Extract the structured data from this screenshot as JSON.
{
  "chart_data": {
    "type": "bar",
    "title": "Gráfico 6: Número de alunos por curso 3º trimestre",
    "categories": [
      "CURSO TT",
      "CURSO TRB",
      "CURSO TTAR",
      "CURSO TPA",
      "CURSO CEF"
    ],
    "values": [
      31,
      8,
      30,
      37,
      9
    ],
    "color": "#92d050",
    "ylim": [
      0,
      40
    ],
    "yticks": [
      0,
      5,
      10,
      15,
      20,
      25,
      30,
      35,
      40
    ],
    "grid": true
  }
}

**TASK TO CARRY OUT:**
Give the complete listing a second time, exactly as it reads.

**RESPONSE:**
Extract the structured data from this screenshot as JSON.
{
  "chart_data": {
    "type": "bar",
    "title": "Gráfico 6: Número de alunos por curso 3º trimestre",
    "categories": [
      "CURSO TT",
      "CURSO TRB",
      "CURSO TTAR",
      "CURSO TPA",
      "CURSO CEF"
    ],
    "values": [
      31,
      8,
      30,
      37,
      9
    ],
    "color": "#92d050",
    "ylim": [
      0,
      40
    ],
    "yticks": [
      0,
      5,
      10,
      15,
      20,
      25,
      30,
      35,
      40
    ],
    "grid": true
  }
}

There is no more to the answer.